* Start Dataset entries *
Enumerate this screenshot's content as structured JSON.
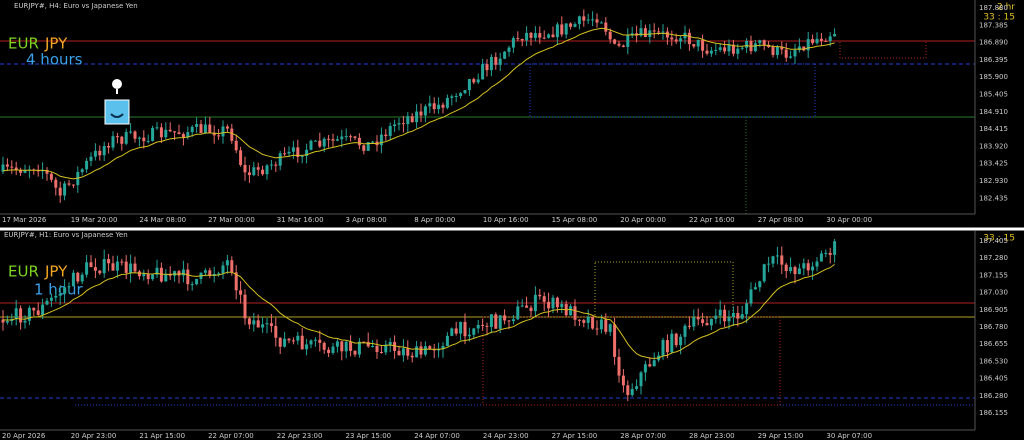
{
  "top_panel": {
    "header": "EURJPY#, H4: Euro vs Japanese Yen",
    "symbol_base": "EUR",
    "symbol_quote": "JPY",
    "timeframe": "4 hours",
    "timer_label": "2 hr",
    "timer": "33 : 15",
    "price_labels": [
      "187.880",
      "187.385",
      "186.890",
      "186.395",
      "185.900",
      "185.405",
      "184.910",
      "184.415",
      "183.920",
      "183.425",
      "182.930",
      "182.435"
    ],
    "time_labels": [
      "17 Mar 2026",
      "19 Mar 20:00",
      "24 Mar 08:00",
      "27 Mar 00:00",
      "31 Mar 16:00",
      "3 Apr 08:00",
      "8 Apr 00:00",
      "10 Apr 16:00",
      "15 Apr 08:00",
      "20 Apr 00:00",
      "22 Apr 16:00",
      "27 Apr 08:00",
      "30 Apr 00:00"
    ]
  },
  "bottom_panel": {
    "header": "EURJPY#, H1: Euro vs Japanese Yen",
    "symbol_base": "EUR",
    "symbol_quote": "JPY",
    "timeframe": "1 hour",
    "timer": "33 : 15",
    "price_labels": [
      "187.405",
      "187.280",
      "187.155",
      "187.030",
      "186.905",
      "186.780",
      "186.655",
      "186.530",
      "186.405",
      "186.280",
      "186.155"
    ],
    "time_labels": [
      "20 Apr 2026",
      "20 Apr 23:00",
      "21 Apr 15:00",
      "22 Apr 07:00",
      "22 Apr 23:00",
      "23 Apr 15:00",
      "24 Apr 07:00",
      "24 Apr 23:00",
      "27 Apr 15:00",
      "28 Apr 07:00",
      "28 Apr 23:00",
      "29 Apr 15:00",
      "30 Apr 07:00"
    ]
  }
}
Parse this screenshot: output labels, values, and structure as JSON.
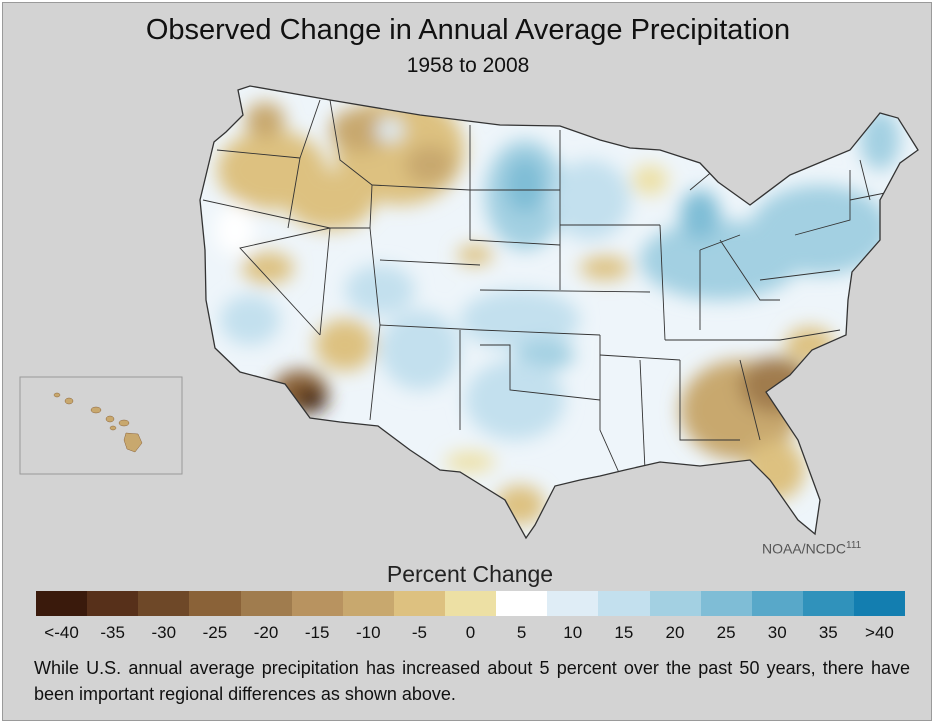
{
  "title": "Observed Change in Annual Average Precipitation",
  "subtitle": "1958 to 2008",
  "credit": "NOAA/NCDC",
  "credit_ref": "111",
  "legend": {
    "title": "Percent Change",
    "ticks": [
      "<-40",
      "-35",
      "-30",
      "-25",
      "-20",
      "-15",
      "-10",
      "-5",
      "0",
      "5",
      "10",
      "15",
      "20",
      "25",
      "30",
      "35",
      ">40"
    ],
    "colors": [
      "#3a1a0c",
      "#57301a",
      "#6e4828",
      "#8a6238",
      "#a07c4e",
      "#b89360",
      "#c8a86e",
      "#ddc180",
      "#ede0a4",
      "#ffffff",
      "#dfedf6",
      "#c3e0ee",
      "#a3d0e2",
      "#7fbdd6",
      "#58a8c9",
      "#3092bb",
      "#137eb0"
    ]
  },
  "caption": "While U.S. annual average precipitation has increased about 5 percent over the past 50 years, there have been important regional differences as shown above."
}
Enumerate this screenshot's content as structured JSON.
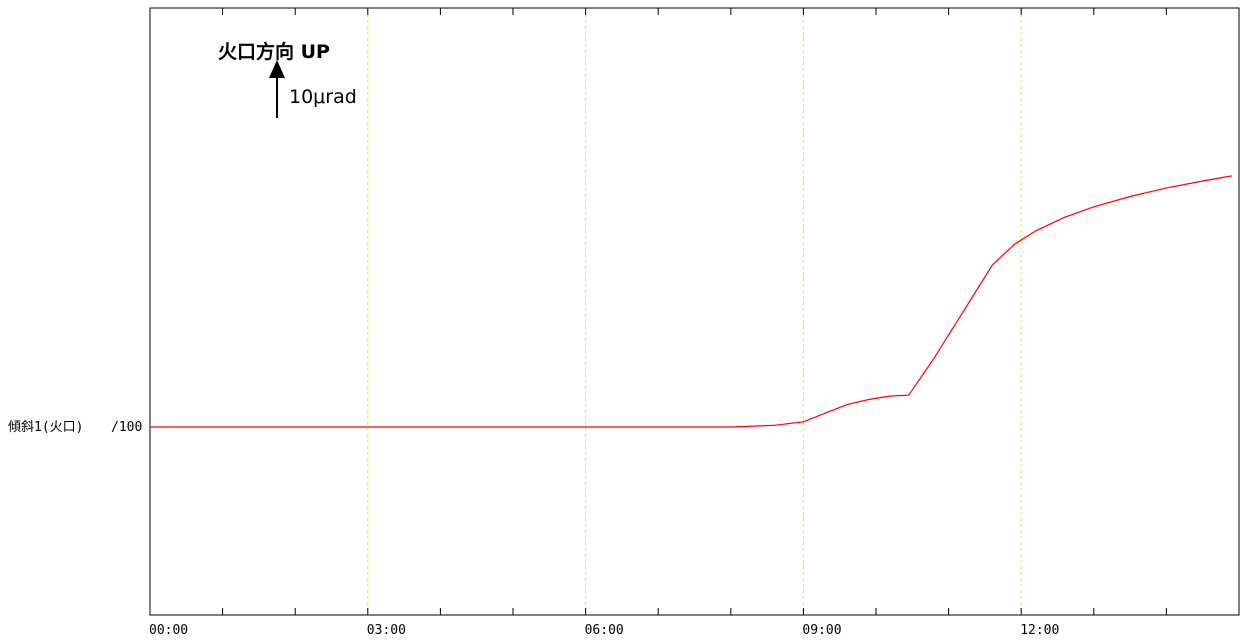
{
  "chart_data": {
    "type": "line",
    "title": "",
    "xlabel": "",
    "ylabel": "",
    "x_ticks": [
      "00:00",
      "03:00",
      "06:00",
      "09:00",
      "12:00"
    ],
    "x_range_hours": [
      0,
      15
    ],
    "grid_vertical_at_hours": [
      3,
      6,
      9,
      12
    ],
    "grid": true,
    "series": [
      {
        "name": "傾斜1(火口)",
        "scale_label": "/100",
        "color": "#ff0000",
        "unit": "μrad",
        "points": [
          [
            0.0,
            0.0
          ],
          [
            1.0,
            0.0
          ],
          [
            2.0,
            0.0
          ],
          [
            3.0,
            0.0
          ],
          [
            4.0,
            0.0
          ],
          [
            5.0,
            0.0
          ],
          [
            6.0,
            0.0
          ],
          [
            7.0,
            0.0
          ],
          [
            8.0,
            0.0
          ],
          [
            8.6,
            0.1
          ],
          [
            9.0,
            0.3
          ],
          [
            9.3,
            0.8
          ],
          [
            9.6,
            1.3
          ],
          [
            9.9,
            1.6
          ],
          [
            10.2,
            1.8
          ],
          [
            10.45,
            1.85
          ],
          [
            10.8,
            4.0
          ],
          [
            11.2,
            6.7
          ],
          [
            11.6,
            9.4
          ],
          [
            11.9,
            10.6
          ],
          [
            12.2,
            11.4
          ],
          [
            12.6,
            12.2
          ],
          [
            13.0,
            12.8
          ],
          [
            13.5,
            13.4
          ],
          [
            14.0,
            13.9
          ],
          [
            14.5,
            14.3
          ],
          [
            14.9,
            14.6
          ]
        ]
      }
    ],
    "scale_bar": {
      "label": "10μrad",
      "value": 10
    },
    "annotation": "火口方向 UP"
  }
}
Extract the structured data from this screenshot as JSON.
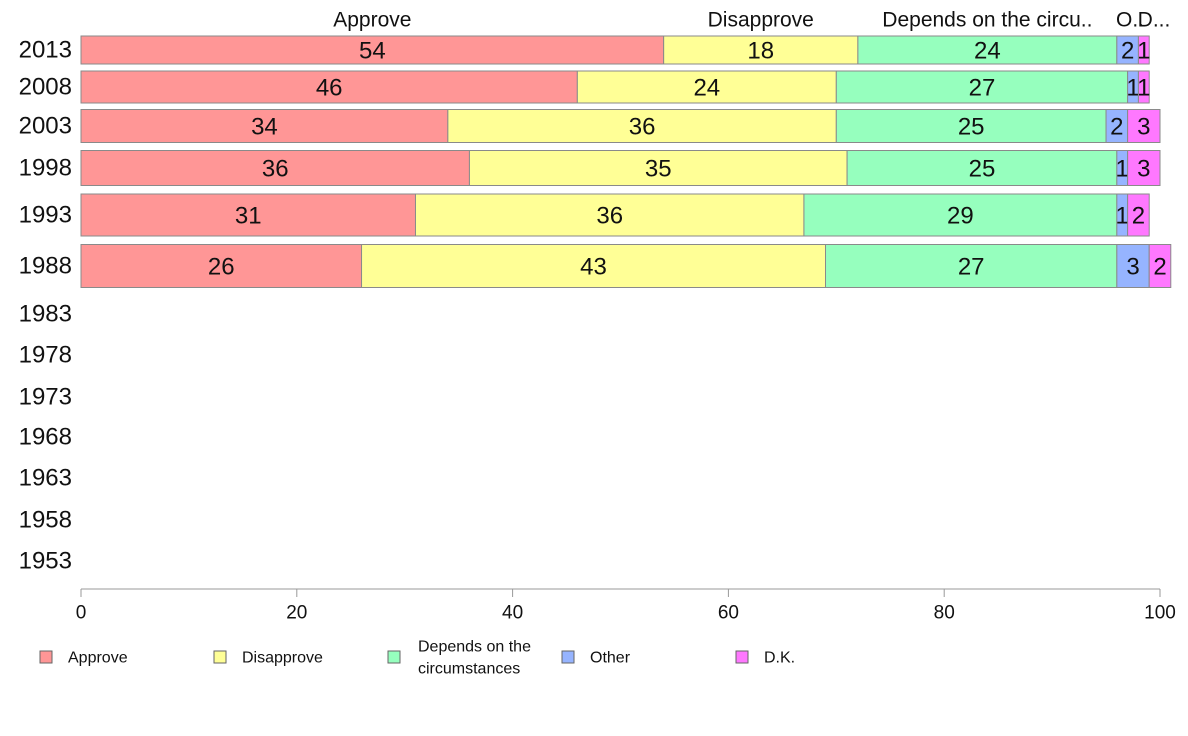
* End Dataset entries *
▶ **Given request**
Without the pictures, write out the whole listing above exactly as it appears.

▶ **Task response**
Enumerate this screenshot's content as structured JSON.
{
  "top_panel": {
    "header": "EURJPY#, H4: Euro vs Japanese Yen",
    "symbol_base": "EUR",
    "symbol_quote": "JPY",
    "timeframe": "4 hours",
    "timer_label": "2 hr",
    "timer": "33 : 15",
    "price_labels": [
      "187.880",
      "187.385",
      "186.890",
      "186.395",
      "185.900",
      "185.405",
      "184.910",
      "184.415",
      "183.920",
      "183.425",
      "182.930",
      "182.435"
    ],
    "time_labels": [
      "17 Mar 2026",
      "19 Mar 20:00",
      "24 Mar 08:00",
      "27 Mar 00:00",
      "31 Mar 16:00",
      "3 Apr 08:00",
      "8 Apr 00:00",
      "10 Apr 16:00",
      "15 Apr 08:00",
      "20 Apr 00:00",
      "22 Apr 16:00",
      "27 Apr 08:00",
      "30 Apr 00:00"
    ]
  },
  "bottom_panel": {
    "header": "EURJPY#, H1: Euro vs Japanese Yen",
    "symbol_base": "EUR",
    "symbol_quote": "JPY",
    "timeframe": "1 hour",
    "timer": "33 : 15",
    "price_labels": [
      "187.405",
      "187.280",
      "187.155",
      "187.030",
      "186.905",
      "186.780",
      "186.655",
      "186.530",
      "186.405",
      "186.280",
      "186.155"
    ],
    "time_labels": [
      "20 Apr 2026",
      "20 Apr 23:00",
      "21 Apr 15:00",
      "22 Apr 07:00",
      "22 Apr 23:00",
      "23 Apr 15:00",
      "24 Apr 07:00",
      "24 Apr 23:00",
      "27 Apr 15:00",
      "28 Apr 07:00",
      "28 Apr 23:00",
      "29 Apr 15:00",
      "30 Apr 07:00"
    ]
  }
}
Parse this screenshot: output labels, values, and structure as JSON.
{
  "title": "Observed Change in Annual Average Precipitation",
  "subtitle": "1958 to 2008",
  "credit": "NOAA/NCDC",
  "credit_ref": "111",
  "legend": {
    "title": "Percent Change",
    "ticks": [
      "<-40",
      "-35",
      "-30",
      "-25",
      "-20",
      "-15",
      "-10",
      "-5",
      "0",
      "5",
      "10",
      "15",
      "20",
      "25",
      "30",
      "35",
      ">40"
    ],
    "colors": [
      "#3a1a0c",
      "#57301a",
      "#6e4828",
      "#8a6238",
      "#a07c4e",
      "#b89360",
      "#c8a86e",
      "#ddc180",
      "#ede0a4",
      "#ffffff",
      "#dfedf6",
      "#c3e0ee",
      "#a3d0e2",
      "#7fbdd6",
      "#58a8c9",
      "#3092bb",
      "#137eb0"
    ]
  },
  "caption": "While U.S. annual average precipitation has increased about 5 percent over the past 50 years, there have been important regional differences as shown above."
}
Enumerate this screenshot's content as structured JSON.
{
  "chart_data": {
    "type": "line",
    "title": "",
    "xlabel": "",
    "ylabel": "",
    "x_ticks": [
      "00:00",
      "03:00",
      "06:00",
      "09:00",
      "12:00"
    ],
    "x_range_hours": [
      0,
      15
    ],
    "grid_vertical_at_hours": [
      3,
      6,
      9,
      12
    ],
    "grid": true,
    "series": [
      {
        "name": "傾斜1(火口)",
        "scale_label": "/100",
        "color": "#ff0000",
        "unit": "μrad",
        "points": [
          [
            0.0,
            0.0
          ],
          [
            1.0,
            0.0
          ],
          [
            2.0,
            0.0
          ],
          [
            3.0,
            0.0
          ],
          [
            4.0,
            0.0
          ],
          [
            5.0,
            0.0
          ],
          [
            6.0,
            0.0
          ],
          [
            7.0,
            0.0
          ],
          [
            8.0,
            0.0
          ],
          [
            8.6,
            0.1
          ],
          [
            9.0,
            0.3
          ],
          [
            9.3,
            0.8
          ],
          [
            9.6,
            1.3
          ],
          [
            9.9,
            1.6
          ],
          [
            10.2,
            1.8
          ],
          [
            10.45,
            1.85
          ],
          [
            10.8,
            4.0
          ],
          [
            11.2,
            6.7
          ],
          [
            11.6,
            9.4
          ],
          [
            11.9,
            10.6
          ],
          [
            12.2,
            11.4
          ],
          [
            12.6,
            12.2
          ],
          [
            13.0,
            12.8
          ],
          [
            13.5,
            13.4
          ],
          [
            14.0,
            13.9
          ],
          [
            14.5,
            14.3
          ],
          [
            14.9,
            14.6
          ]
        ]
      }
    ],
    "scale_bar": {
      "label": "10μrad",
      "value": 10
    },
    "annotation": "火口方向 UP"
  }
}
Extract the structured data from this screenshot as JSON.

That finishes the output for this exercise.